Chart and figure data
****
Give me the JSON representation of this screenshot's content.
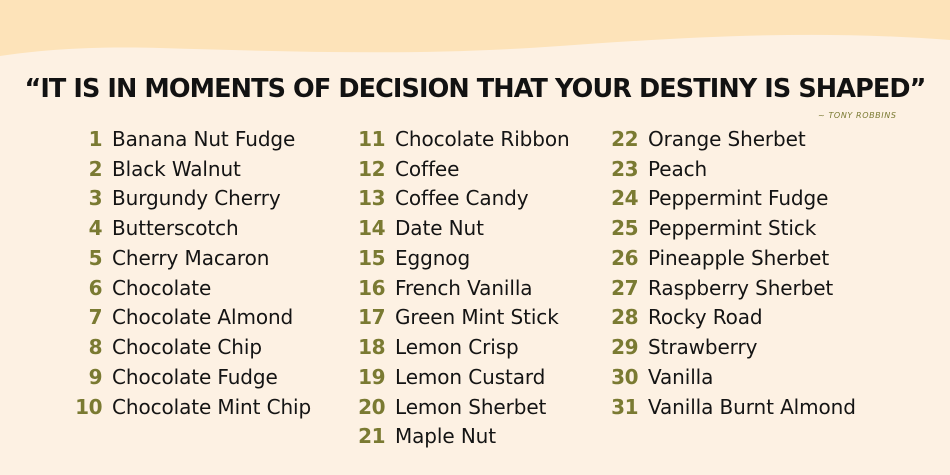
{
  "colors": {
    "background": "#fdf1e3",
    "wave": "#fde3b9",
    "number": "#7a7a32",
    "text": "#141414"
  },
  "quote": "“IT IS IN MOMENTS OF DECISION THAT YOUR DESTINY IS SHAPED”",
  "author": "~ TONY ROBBINS",
  "columns": [
    {
      "items": [
        {
          "num": "1",
          "name": "Banana Nut Fudge"
        },
        {
          "num": "2",
          "name": "Black Walnut"
        },
        {
          "num": "3",
          "name": "Burgundy Cherry"
        },
        {
          "num": "4",
          "name": "Butterscotch"
        },
        {
          "num": "5",
          "name": "Cherry Macaron"
        },
        {
          "num": "6",
          "name": "Chocolate"
        },
        {
          "num": "7",
          "name": "Chocolate Almond"
        },
        {
          "num": "8",
          "name": "Chocolate Chip"
        },
        {
          "num": "9",
          "name": "Chocolate Fudge"
        },
        {
          "num": "10",
          "name": "Chocolate Mint Chip"
        }
      ]
    },
    {
      "items": [
        {
          "num": "11",
          "name": "Chocolate Ribbon"
        },
        {
          "num": "12",
          "name": "Coffee"
        },
        {
          "num": "13",
          "name": "Coffee Candy"
        },
        {
          "num": "14",
          "name": "Date Nut"
        },
        {
          "num": "15",
          "name": "Eggnog"
        },
        {
          "num": "16",
          "name": "French Vanilla"
        },
        {
          "num": "17",
          "name": "Green Mint Stick"
        },
        {
          "num": "18",
          "name": "Lemon Crisp"
        },
        {
          "num": "19",
          "name": "Lemon Custard"
        },
        {
          "num": "20",
          "name": "Lemon Sherbet"
        },
        {
          "num": "21",
          "name": "Maple Nut"
        }
      ]
    },
    {
      "items": [
        {
          "num": "22",
          "name": "Orange Sherbet"
        },
        {
          "num": "23",
          "name": "Peach"
        },
        {
          "num": "24",
          "name": "Peppermint Fudge"
        },
        {
          "num": "25",
          "name": "Peppermint Stick"
        },
        {
          "num": "26",
          "name": "Pineapple Sherbet"
        },
        {
          "num": "27",
          "name": "Raspberry Sherbet"
        },
        {
          "num": "28",
          "name": "Rocky Road"
        },
        {
          "num": "29",
          "name": "Strawberry"
        },
        {
          "num": "30",
          "name": "Vanilla"
        },
        {
          "num": "31",
          "name": "Vanilla Burnt Almond"
        }
      ]
    }
  ]
}
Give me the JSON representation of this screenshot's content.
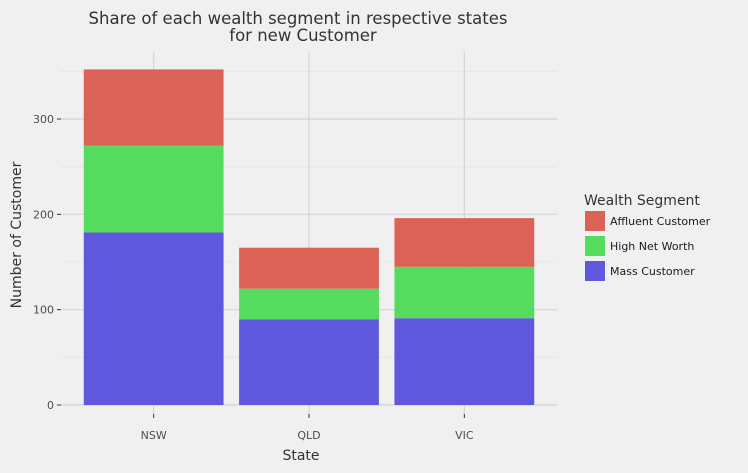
{
  "chart_data": {
    "type": "bar",
    "stacked": true,
    "title_lines": [
      "Share of each wealth segment in respective states",
      "for new Customer"
    ],
    "xlabel": "State",
    "ylabel": "Number of Customer",
    "categories": [
      "NSW",
      "QLD",
      "VIC"
    ],
    "ylim": [
      0,
      370
    ],
    "yticks": [
      0,
      100,
      200,
      300
    ],
    "grid": true,
    "legend_title": "Wealth Segment",
    "legend_position": "right",
    "series": [
      {
        "name": "Mass Customer",
        "values": [
          181,
          90,
          91
        ],
        "color": "#5f57dc"
      },
      {
        "name": "High Net Worth",
        "values": [
          91,
          32,
          54
        ],
        "color": "#55dc5e"
      },
      {
        "name": "Affluent Customer",
        "values": [
          80,
          43,
          51
        ],
        "color": "#dc6157"
      }
    ]
  }
}
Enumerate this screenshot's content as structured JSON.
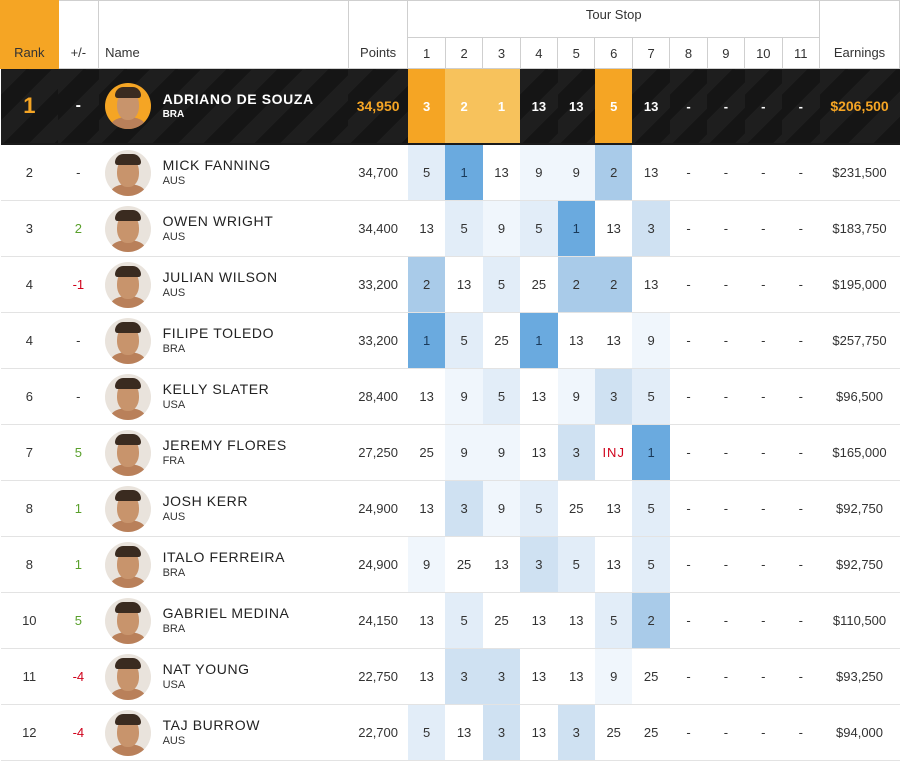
{
  "header": {
    "rank": "Rank",
    "change": "+/-",
    "name": "Name",
    "points": "Points",
    "tour_stop": "Tour Stop",
    "stops": [
      "1",
      "2",
      "3",
      "4",
      "5",
      "6",
      "7",
      "8",
      "9",
      "10",
      "11"
    ],
    "earnings": "Earnings"
  },
  "colors": {
    "accent": "#f5a524",
    "leader_bg": "#151515",
    "positive": "#5aa02c",
    "negative": "#d0021b"
  },
  "leader": {
    "rank": "1",
    "change": "-",
    "name": "ADRIANO DE SOUZA",
    "country": "BRA",
    "points": "34,950",
    "stops": [
      "3",
      "2",
      "1",
      "13",
      "13",
      "5",
      "13",
      "-",
      "-",
      "-",
      "-"
    ],
    "earnings": "$206,500"
  },
  "rows": [
    {
      "rank": "2",
      "change": "-",
      "name": "MICK FANNING",
      "country": "AUS",
      "points": "34,700",
      "stops": [
        "5",
        "1",
        "13",
        "9",
        "9",
        "2",
        "13",
        "-",
        "-",
        "-",
        "-"
      ],
      "earnings": "$231,500"
    },
    {
      "rank": "3",
      "change": "2",
      "name": "OWEN WRIGHT",
      "country": "AUS",
      "points": "34,400",
      "stops": [
        "13",
        "5",
        "9",
        "5",
        "1",
        "13",
        "3",
        "-",
        "-",
        "-",
        "-"
      ],
      "earnings": "$183,750"
    },
    {
      "rank": "4",
      "change": "-1",
      "name": "JULIAN WILSON",
      "country": "AUS",
      "points": "33,200",
      "stops": [
        "2",
        "13",
        "5",
        "25",
        "2",
        "2",
        "13",
        "-",
        "-",
        "-",
        "-"
      ],
      "earnings": "$195,000"
    },
    {
      "rank": "4",
      "change": "-",
      "name": "FILIPE TOLEDO",
      "country": "BRA",
      "points": "33,200",
      "stops": [
        "1",
        "5",
        "25",
        "1",
        "13",
        "13",
        "9",
        "-",
        "-",
        "-",
        "-"
      ],
      "earnings": "$257,750"
    },
    {
      "rank": "6",
      "change": "-",
      "name": "KELLY SLATER",
      "country": "USA",
      "points": "28,400",
      "stops": [
        "13",
        "9",
        "5",
        "13",
        "9",
        "3",
        "5",
        "-",
        "-",
        "-",
        "-"
      ],
      "earnings": "$96,500"
    },
    {
      "rank": "7",
      "change": "5",
      "name": "JEREMY FLORES",
      "country": "FRA",
      "points": "27,250",
      "stops": [
        "25",
        "9",
        "9",
        "13",
        "3",
        "INJ",
        "1",
        "-",
        "-",
        "-",
        "-"
      ],
      "earnings": "$165,000"
    },
    {
      "rank": "8",
      "change": "1",
      "name": "JOSH KERR",
      "country": "AUS",
      "points": "24,900",
      "stops": [
        "13",
        "3",
        "9",
        "5",
        "25",
        "13",
        "5",
        "-",
        "-",
        "-",
        "-"
      ],
      "earnings": "$92,750"
    },
    {
      "rank": "8",
      "change": "1",
      "name": "ITALO FERREIRA",
      "country": "BRA",
      "points": "24,900",
      "stops": [
        "9",
        "25",
        "13",
        "3",
        "5",
        "13",
        "5",
        "-",
        "-",
        "-",
        "-"
      ],
      "earnings": "$92,750"
    },
    {
      "rank": "10",
      "change": "5",
      "name": "GABRIEL MEDINA",
      "country": "BRA",
      "points": "24,150",
      "stops": [
        "13",
        "5",
        "25",
        "13",
        "13",
        "5",
        "2",
        "-",
        "-",
        "-",
        "-"
      ],
      "earnings": "$110,500"
    },
    {
      "rank": "11",
      "change": "-4",
      "name": "NAT YOUNG",
      "country": "USA",
      "points": "22,750",
      "stops": [
        "13",
        "3",
        "3",
        "13",
        "13",
        "9",
        "25",
        "-",
        "-",
        "-",
        "-"
      ],
      "earnings": "$93,250"
    },
    {
      "rank": "12",
      "change": "-4",
      "name": "TAJ BURROW",
      "country": "AUS",
      "points": "22,700",
      "stops": [
        "5",
        "13",
        "3",
        "13",
        "3",
        "25",
        "25",
        "-",
        "-",
        "-",
        "-"
      ],
      "earnings": "$94,000"
    }
  ]
}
****
◆ Aim of the task ◆
In the material above, show every line where the word "Chip" turns up.

◆ Task solution ◆
          "name": "Chocolate Chip"
          "name": "Chocolate Mint Chip"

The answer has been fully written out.